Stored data
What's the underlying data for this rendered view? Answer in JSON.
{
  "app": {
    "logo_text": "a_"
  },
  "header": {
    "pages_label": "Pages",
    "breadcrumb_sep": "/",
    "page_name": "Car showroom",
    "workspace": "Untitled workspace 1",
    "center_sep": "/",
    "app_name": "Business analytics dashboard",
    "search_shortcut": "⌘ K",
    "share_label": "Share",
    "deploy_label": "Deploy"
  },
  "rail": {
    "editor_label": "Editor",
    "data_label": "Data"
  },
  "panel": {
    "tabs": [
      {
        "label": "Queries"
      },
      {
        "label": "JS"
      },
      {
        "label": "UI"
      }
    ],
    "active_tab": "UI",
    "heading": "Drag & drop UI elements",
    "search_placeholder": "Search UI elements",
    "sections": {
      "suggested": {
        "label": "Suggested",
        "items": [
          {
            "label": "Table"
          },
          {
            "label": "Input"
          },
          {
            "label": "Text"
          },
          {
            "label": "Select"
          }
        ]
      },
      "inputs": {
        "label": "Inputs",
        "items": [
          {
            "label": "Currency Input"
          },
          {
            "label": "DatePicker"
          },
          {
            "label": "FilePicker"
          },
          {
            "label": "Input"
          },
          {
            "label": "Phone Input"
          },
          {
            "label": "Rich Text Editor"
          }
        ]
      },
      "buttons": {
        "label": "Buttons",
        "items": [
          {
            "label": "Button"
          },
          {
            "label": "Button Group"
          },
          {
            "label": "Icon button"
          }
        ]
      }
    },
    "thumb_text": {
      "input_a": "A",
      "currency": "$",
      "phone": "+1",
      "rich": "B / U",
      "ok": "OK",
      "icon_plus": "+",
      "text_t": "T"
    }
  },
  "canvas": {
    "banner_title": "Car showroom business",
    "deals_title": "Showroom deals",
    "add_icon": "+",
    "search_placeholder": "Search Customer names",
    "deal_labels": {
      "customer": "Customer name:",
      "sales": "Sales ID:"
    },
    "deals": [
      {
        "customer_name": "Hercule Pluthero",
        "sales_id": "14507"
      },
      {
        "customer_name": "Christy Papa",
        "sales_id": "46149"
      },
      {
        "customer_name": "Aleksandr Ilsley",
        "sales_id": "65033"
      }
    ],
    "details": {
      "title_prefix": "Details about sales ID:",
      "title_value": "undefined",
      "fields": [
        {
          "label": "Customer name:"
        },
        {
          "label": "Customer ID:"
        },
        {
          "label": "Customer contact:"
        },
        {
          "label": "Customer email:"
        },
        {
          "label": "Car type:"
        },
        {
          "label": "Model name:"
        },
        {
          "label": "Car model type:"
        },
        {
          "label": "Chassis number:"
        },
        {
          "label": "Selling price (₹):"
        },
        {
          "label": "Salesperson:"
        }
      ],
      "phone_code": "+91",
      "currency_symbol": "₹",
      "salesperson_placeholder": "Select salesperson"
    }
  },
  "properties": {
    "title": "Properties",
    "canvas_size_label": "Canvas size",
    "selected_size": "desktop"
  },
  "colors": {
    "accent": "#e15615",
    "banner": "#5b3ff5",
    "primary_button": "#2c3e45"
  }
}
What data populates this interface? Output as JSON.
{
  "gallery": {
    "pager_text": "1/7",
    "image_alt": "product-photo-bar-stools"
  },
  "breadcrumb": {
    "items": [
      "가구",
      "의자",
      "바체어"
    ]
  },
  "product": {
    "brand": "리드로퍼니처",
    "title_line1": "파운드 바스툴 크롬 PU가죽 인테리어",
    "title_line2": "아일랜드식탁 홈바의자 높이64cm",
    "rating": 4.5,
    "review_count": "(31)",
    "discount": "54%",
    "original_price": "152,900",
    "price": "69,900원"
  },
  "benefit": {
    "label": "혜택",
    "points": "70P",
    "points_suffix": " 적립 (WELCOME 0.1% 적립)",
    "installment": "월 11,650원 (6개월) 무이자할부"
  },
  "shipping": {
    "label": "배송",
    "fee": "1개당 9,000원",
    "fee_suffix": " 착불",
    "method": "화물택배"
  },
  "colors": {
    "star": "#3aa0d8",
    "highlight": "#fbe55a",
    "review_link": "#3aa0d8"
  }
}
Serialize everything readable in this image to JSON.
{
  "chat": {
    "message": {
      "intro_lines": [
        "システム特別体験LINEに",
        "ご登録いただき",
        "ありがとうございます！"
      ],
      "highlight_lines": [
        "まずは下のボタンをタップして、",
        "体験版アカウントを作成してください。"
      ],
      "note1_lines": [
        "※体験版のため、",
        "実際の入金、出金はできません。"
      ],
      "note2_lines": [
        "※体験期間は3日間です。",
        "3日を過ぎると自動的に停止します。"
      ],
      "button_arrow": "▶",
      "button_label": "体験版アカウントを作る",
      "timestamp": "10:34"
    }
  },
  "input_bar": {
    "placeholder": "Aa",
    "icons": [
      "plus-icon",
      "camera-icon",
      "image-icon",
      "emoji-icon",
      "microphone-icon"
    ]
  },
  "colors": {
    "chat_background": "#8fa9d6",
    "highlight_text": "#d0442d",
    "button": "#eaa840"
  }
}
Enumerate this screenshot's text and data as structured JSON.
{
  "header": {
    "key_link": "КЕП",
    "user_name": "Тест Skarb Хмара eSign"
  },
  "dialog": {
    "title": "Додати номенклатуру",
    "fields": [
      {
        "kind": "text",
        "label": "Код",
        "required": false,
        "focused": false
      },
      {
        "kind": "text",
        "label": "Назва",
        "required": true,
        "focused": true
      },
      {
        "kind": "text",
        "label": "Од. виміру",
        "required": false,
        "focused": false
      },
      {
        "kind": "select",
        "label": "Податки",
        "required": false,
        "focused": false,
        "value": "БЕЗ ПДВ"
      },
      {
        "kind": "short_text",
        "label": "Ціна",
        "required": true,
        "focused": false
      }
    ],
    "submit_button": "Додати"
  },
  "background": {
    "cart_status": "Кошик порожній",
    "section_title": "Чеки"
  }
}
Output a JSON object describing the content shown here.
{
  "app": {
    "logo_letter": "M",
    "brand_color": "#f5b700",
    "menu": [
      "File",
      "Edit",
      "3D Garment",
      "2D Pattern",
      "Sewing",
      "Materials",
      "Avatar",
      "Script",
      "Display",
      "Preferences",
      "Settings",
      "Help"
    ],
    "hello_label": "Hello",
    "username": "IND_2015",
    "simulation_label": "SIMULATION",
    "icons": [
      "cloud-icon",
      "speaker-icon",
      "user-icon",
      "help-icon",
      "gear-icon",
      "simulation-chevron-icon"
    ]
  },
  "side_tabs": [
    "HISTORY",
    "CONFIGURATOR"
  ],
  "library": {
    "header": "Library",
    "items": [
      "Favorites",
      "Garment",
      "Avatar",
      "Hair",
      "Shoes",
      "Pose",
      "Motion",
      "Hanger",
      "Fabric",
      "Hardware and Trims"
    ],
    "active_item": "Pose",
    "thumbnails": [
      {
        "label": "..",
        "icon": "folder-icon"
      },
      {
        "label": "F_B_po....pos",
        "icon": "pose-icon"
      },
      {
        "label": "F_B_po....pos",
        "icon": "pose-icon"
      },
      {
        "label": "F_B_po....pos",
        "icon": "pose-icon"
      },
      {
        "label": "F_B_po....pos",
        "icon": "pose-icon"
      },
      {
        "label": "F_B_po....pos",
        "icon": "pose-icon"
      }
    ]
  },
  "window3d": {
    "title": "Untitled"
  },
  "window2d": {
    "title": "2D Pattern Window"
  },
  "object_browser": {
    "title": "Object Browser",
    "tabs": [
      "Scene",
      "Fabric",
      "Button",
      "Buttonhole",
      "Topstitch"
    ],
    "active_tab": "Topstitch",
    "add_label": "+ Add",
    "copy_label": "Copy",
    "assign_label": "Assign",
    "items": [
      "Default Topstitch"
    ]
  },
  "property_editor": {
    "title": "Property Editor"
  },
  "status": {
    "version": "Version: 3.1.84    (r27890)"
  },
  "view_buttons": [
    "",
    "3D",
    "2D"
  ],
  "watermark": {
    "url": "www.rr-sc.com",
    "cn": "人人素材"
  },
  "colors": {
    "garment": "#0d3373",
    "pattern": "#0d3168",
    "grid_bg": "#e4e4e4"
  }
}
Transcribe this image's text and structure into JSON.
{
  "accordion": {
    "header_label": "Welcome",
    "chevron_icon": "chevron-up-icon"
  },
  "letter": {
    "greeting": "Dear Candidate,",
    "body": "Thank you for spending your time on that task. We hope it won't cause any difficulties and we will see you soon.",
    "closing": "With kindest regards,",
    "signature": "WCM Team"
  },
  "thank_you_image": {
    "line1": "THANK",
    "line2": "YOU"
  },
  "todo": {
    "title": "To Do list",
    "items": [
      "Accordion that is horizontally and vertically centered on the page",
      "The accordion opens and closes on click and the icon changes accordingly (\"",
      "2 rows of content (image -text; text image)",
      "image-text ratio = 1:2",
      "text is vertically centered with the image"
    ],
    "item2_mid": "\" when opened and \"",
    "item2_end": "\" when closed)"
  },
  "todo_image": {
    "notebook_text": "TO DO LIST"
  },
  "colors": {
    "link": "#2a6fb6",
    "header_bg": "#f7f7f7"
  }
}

> **Directions for this task**
Return exactly the lines from the one containing "Transcribe this image's" to the last line of the data, and nothing more.

> **Response**
Transcribe this image's text and structure into JSON.
{
  "accordion": {
    "header_label": "Welcome",
    "chevron_icon": "chevron-up-icon"
  },
  "letter": {
    "greeting": "Dear Candidate,",
    "body": "Thank you for spending your time on that task. We hope it won't cause any difficulties and we will see you soon.",
    "closing": "With kindest regards,",
    "signature": "WCM Team"
  },
  "thank_you_image": {
    "line1": "THANK",
    "line2": "YOU"
  },
  "todo": {
    "title": "To Do list",
    "items": [
      "Accordion that is horizontally and vertically centered on the page",
      "The accordion opens and closes on click and the icon changes accordingly (\"",
      "2 rows of content (image -text; text image)",
      "image-text ratio = 1:2",
      "text is vertically centered with the image"
    ],
    "item2_mid": "\" when opened and \"",
    "item2_end": "\" when closed)"
  },
  "todo_image": {
    "notebook_text": "TO DO LIST"
  },
  "colors": {
    "link": "#2a6fb6",
    "header_bg": "#f7f7f7"
  }
}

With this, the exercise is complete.